Records from a data collection:
· · · · ·
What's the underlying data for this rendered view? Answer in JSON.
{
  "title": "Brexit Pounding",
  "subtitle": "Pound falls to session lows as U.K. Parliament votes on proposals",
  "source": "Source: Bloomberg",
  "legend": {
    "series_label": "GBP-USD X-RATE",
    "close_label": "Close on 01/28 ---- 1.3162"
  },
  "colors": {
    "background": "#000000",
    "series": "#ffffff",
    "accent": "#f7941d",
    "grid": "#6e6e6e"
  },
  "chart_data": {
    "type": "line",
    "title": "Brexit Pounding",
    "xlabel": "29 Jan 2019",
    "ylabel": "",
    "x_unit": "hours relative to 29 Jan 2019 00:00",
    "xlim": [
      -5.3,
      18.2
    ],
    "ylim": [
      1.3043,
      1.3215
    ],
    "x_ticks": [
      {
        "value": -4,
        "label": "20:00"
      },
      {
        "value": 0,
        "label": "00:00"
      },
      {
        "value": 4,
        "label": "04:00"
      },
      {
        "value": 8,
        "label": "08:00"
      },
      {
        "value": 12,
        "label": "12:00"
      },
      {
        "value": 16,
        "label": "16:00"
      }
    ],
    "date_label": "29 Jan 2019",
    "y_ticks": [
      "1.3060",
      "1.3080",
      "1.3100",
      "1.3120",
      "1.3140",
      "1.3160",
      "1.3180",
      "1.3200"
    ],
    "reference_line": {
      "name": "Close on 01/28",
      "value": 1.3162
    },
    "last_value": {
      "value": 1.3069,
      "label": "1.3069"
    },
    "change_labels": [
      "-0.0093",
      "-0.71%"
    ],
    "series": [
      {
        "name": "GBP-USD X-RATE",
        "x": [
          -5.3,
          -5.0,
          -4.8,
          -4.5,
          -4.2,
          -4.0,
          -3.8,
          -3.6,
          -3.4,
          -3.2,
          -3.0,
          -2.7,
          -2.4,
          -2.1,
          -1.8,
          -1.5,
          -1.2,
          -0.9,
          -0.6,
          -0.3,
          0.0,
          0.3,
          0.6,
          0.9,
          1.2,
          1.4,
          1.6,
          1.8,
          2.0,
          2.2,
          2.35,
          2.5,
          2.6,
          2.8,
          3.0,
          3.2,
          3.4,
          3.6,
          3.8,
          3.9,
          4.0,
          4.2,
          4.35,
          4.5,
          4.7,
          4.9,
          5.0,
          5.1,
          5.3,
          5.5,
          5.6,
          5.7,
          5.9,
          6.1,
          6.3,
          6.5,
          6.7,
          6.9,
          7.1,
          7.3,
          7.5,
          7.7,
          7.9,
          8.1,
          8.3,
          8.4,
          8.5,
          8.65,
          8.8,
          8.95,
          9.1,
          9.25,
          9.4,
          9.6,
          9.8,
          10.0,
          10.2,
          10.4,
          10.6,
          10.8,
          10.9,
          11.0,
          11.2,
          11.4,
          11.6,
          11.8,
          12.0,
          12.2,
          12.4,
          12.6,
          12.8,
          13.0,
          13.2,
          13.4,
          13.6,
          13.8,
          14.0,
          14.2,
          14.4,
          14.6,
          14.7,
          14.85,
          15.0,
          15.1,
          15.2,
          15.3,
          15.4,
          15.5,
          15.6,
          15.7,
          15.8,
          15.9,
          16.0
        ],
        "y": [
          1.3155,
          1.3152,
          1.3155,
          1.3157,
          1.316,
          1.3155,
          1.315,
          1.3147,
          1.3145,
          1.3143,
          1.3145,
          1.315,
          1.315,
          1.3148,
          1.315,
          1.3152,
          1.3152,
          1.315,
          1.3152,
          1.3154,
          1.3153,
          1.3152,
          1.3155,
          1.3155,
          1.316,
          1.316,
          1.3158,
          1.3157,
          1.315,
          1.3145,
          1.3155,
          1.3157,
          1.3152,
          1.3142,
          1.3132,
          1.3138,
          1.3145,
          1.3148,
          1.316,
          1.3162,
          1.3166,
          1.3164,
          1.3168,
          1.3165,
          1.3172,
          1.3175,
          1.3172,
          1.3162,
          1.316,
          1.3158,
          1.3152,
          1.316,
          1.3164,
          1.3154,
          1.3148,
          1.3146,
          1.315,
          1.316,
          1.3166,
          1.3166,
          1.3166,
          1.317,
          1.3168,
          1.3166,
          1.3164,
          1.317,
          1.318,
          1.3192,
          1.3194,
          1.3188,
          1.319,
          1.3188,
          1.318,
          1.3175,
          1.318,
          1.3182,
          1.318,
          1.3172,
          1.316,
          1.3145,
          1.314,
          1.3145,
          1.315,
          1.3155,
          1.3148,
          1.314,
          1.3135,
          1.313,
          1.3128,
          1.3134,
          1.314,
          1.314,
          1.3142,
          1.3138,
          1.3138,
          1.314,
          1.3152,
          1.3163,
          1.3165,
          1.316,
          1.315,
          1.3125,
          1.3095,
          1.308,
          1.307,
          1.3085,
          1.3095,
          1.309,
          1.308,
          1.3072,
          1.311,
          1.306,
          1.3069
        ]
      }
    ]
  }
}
· · · · ·
Written request
Using the listing above, pull out all lines that hold the word "Pounding".

Task solution
  "title": "Brexit Pounding",
    "title": "Brexit Pounding",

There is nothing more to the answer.